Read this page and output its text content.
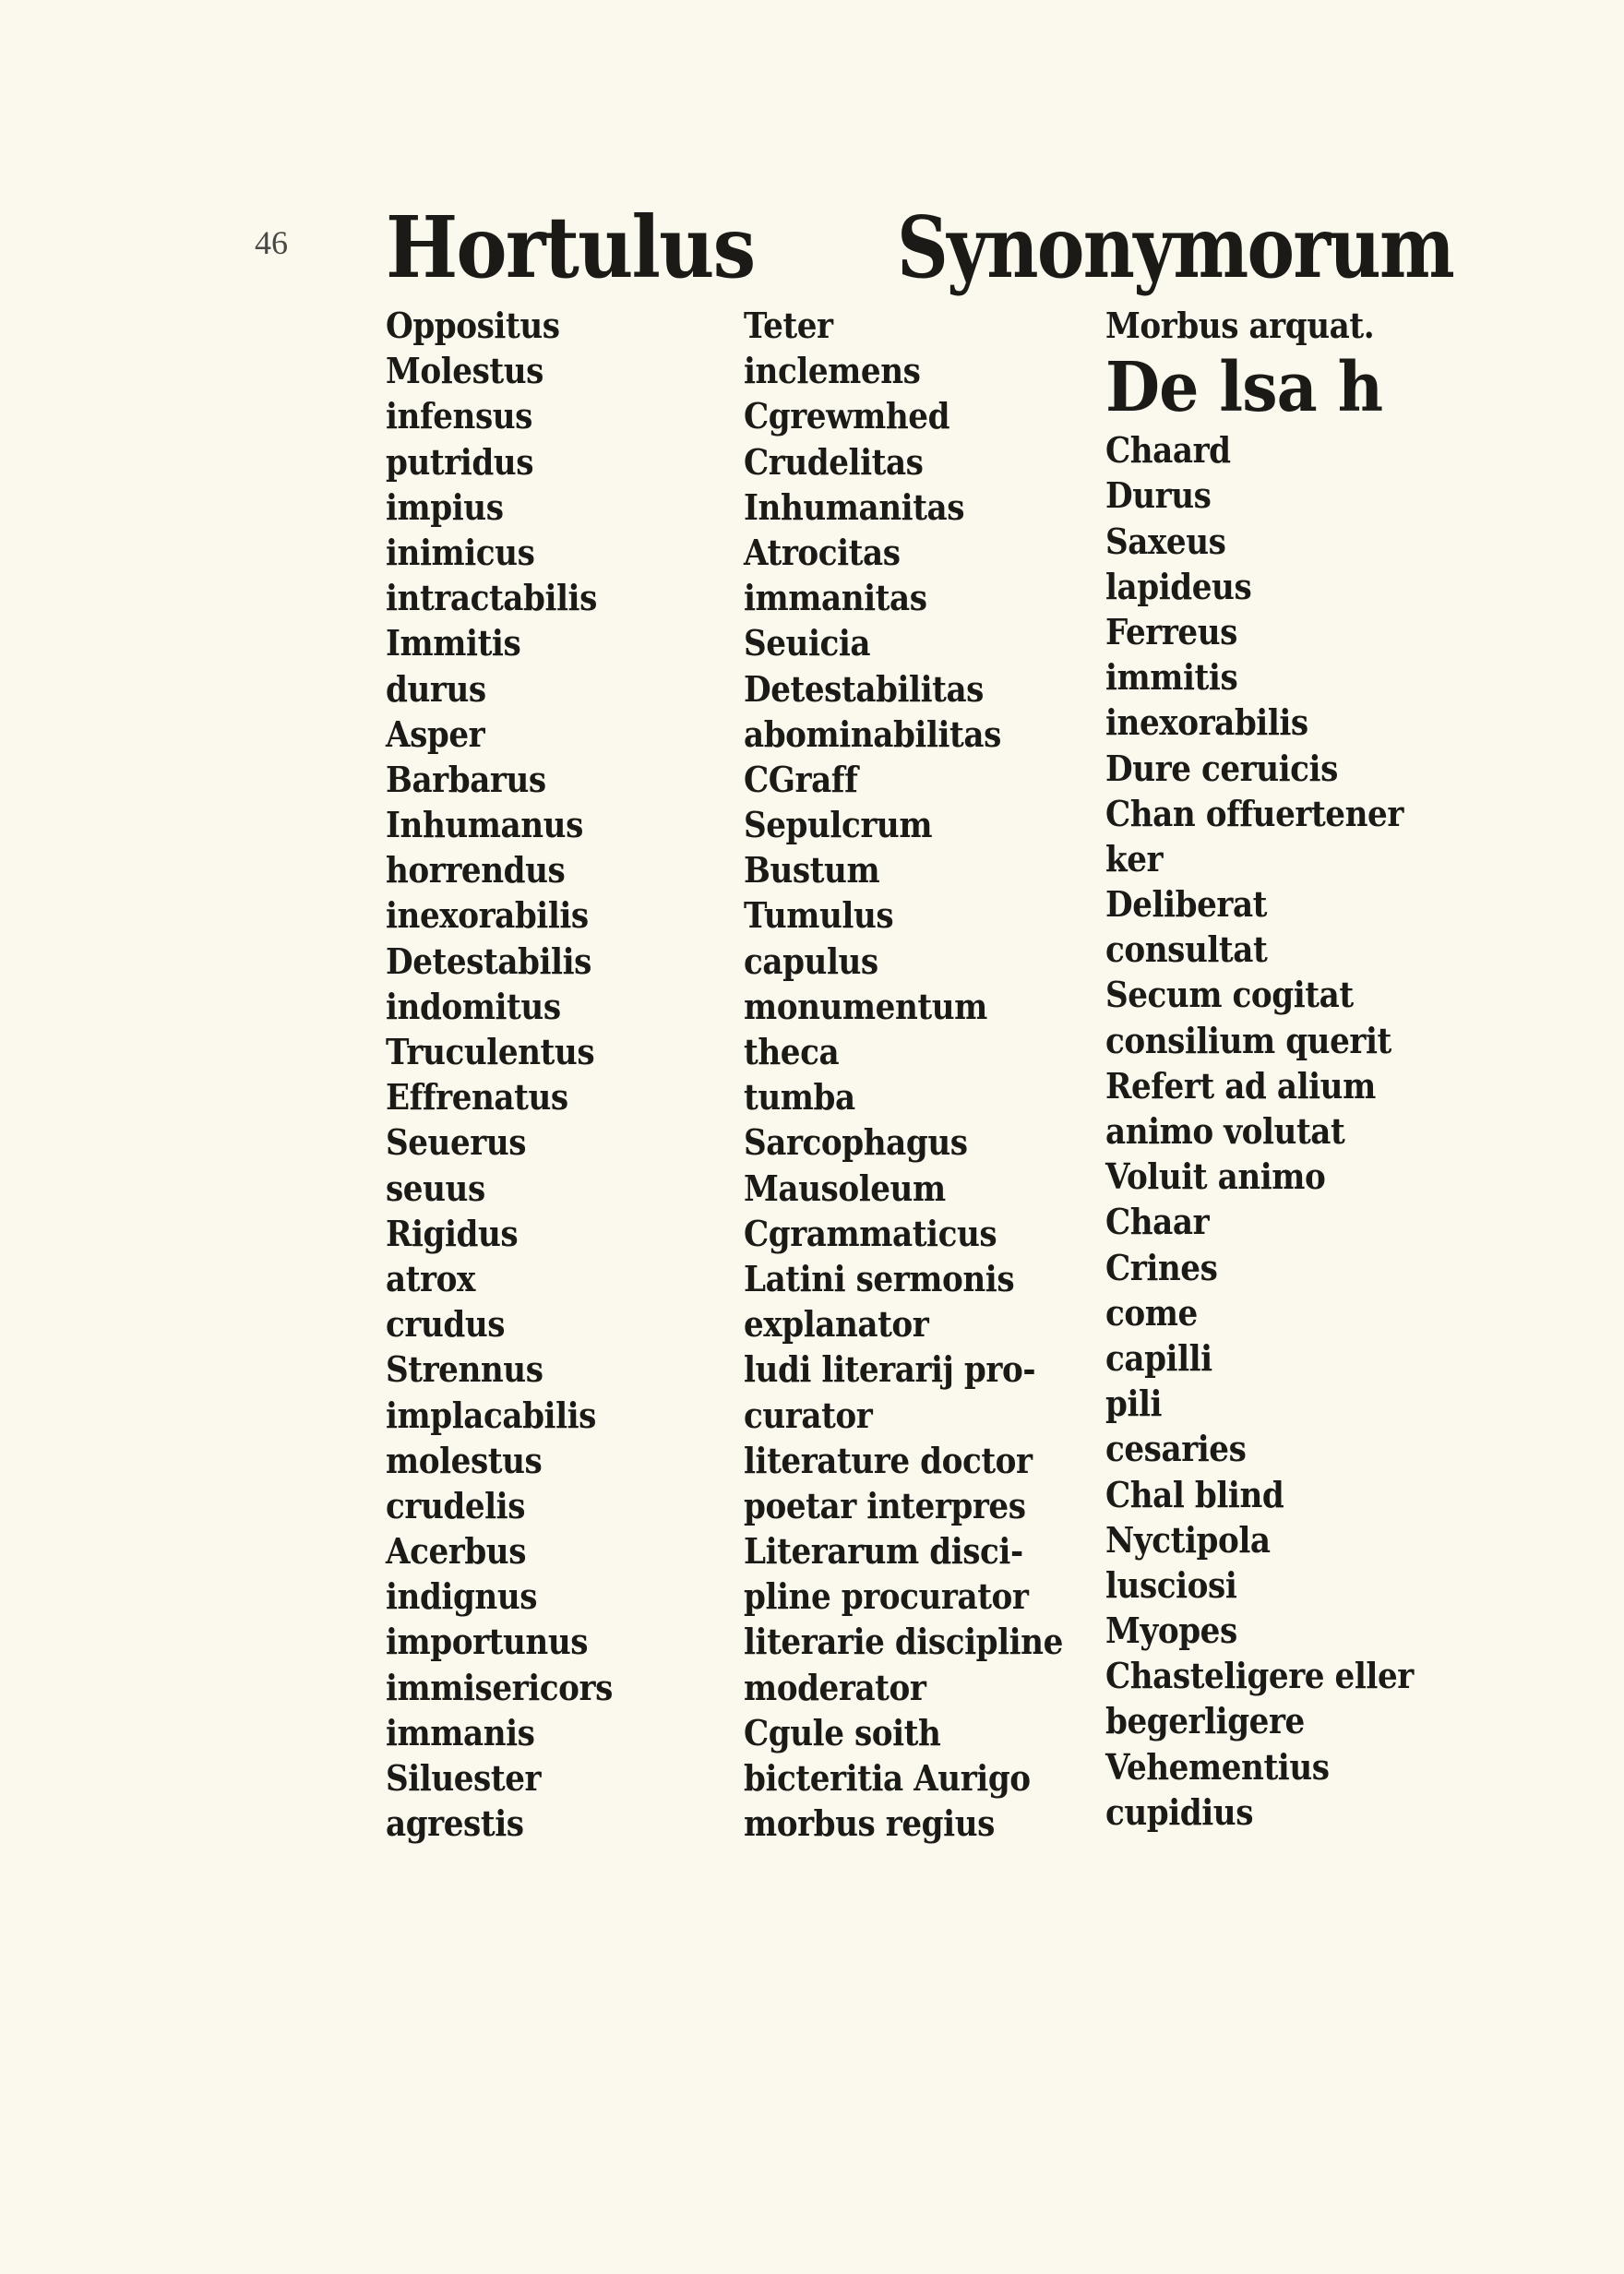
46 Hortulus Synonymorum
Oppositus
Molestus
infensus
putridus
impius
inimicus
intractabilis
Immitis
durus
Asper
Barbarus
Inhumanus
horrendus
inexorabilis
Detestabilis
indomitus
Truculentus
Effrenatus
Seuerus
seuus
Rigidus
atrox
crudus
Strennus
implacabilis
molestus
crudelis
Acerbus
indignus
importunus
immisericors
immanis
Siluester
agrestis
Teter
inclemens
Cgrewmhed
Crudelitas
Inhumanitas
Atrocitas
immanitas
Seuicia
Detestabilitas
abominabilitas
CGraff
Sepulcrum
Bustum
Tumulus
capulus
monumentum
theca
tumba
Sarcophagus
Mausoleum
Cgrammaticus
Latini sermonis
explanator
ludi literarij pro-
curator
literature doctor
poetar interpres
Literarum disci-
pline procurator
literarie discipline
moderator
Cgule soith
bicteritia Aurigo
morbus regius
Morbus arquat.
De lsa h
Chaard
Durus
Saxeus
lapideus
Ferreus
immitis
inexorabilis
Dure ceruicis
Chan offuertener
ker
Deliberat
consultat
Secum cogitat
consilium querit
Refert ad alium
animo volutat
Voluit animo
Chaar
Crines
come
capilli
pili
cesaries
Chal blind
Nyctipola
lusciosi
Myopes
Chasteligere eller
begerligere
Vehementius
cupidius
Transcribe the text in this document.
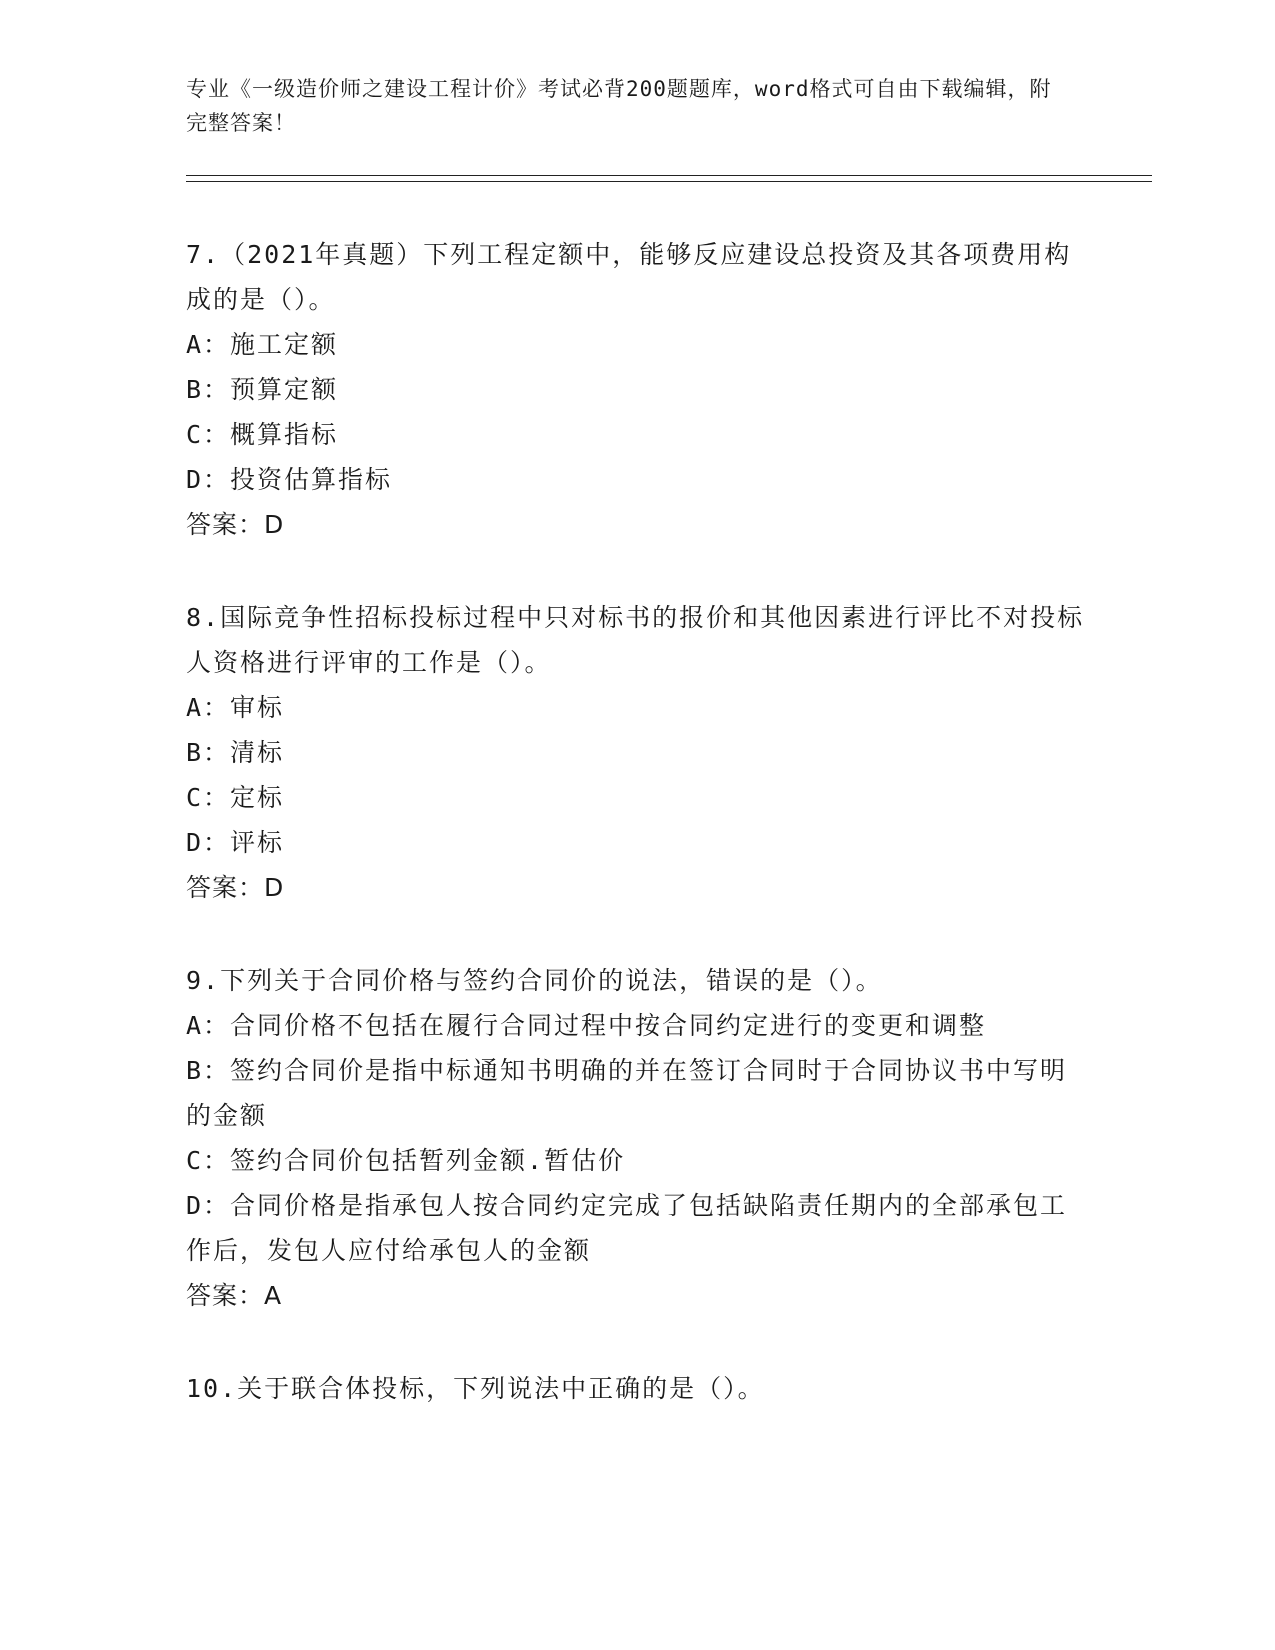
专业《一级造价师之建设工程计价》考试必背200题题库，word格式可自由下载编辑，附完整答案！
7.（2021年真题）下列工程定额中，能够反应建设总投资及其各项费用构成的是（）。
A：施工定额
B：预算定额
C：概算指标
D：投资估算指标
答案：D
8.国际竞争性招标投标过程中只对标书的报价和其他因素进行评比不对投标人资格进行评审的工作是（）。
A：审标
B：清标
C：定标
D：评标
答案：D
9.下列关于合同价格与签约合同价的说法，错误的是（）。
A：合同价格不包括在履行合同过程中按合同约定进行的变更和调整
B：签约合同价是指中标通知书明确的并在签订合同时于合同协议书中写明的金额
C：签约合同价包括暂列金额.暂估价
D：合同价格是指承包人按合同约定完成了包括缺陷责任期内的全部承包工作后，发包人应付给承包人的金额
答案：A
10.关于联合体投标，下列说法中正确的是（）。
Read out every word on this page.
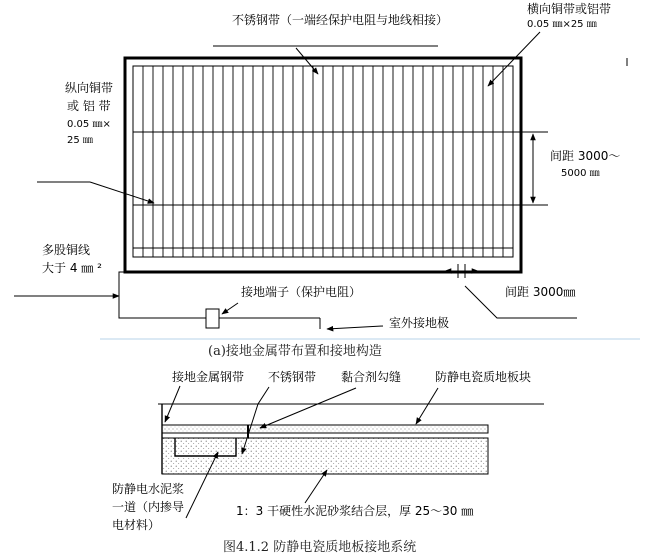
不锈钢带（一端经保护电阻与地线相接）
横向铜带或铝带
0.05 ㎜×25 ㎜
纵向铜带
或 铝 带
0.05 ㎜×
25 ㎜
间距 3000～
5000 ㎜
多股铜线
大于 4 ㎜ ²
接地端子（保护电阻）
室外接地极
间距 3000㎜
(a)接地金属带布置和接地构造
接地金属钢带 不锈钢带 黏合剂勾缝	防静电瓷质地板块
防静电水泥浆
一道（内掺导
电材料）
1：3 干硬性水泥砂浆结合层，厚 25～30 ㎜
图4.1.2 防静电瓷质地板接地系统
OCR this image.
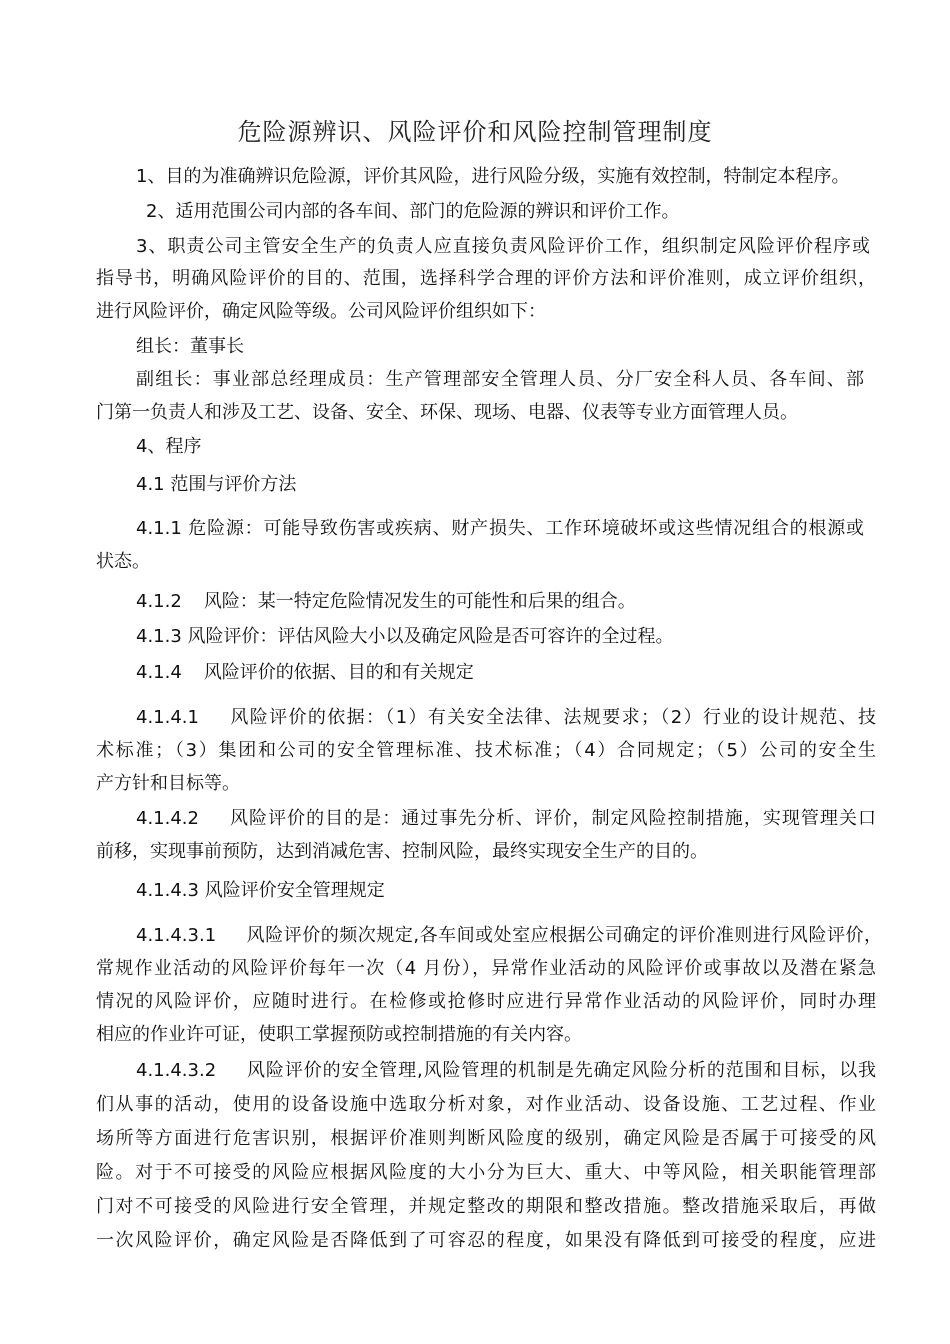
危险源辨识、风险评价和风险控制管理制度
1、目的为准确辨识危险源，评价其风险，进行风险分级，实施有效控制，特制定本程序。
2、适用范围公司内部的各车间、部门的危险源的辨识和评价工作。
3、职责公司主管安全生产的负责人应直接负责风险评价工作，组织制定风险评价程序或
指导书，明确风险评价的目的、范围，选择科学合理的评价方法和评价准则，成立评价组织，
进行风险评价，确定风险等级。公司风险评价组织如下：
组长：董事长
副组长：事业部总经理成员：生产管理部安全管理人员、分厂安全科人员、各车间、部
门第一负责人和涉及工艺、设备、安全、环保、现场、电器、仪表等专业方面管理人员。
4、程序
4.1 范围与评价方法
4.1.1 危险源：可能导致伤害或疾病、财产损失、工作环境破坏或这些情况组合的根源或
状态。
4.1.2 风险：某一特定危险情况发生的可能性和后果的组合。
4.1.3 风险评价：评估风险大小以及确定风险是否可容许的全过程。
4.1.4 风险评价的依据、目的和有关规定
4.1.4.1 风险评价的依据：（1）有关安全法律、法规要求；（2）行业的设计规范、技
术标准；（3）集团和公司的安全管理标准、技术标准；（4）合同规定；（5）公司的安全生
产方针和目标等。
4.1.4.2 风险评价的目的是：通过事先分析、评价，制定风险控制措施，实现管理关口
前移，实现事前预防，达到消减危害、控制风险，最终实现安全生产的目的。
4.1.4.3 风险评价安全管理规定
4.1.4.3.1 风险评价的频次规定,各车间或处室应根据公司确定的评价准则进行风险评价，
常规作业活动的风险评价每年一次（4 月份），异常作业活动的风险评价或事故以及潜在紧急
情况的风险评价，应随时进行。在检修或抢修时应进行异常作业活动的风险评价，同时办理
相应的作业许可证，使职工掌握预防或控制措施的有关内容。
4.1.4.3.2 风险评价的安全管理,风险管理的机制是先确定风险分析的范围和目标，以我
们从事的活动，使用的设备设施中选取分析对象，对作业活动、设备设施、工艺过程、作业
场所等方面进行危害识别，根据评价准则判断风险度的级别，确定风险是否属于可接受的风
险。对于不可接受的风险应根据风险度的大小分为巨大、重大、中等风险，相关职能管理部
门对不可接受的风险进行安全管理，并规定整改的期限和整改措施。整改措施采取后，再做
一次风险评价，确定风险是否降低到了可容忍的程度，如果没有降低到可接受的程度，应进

## Task directions
Go through the entries above and copy every line containing "this".

## Reply to the task
Read this page and output its text content.
Transcribe the text in this document.
Read out every word on this page.
OCR this image.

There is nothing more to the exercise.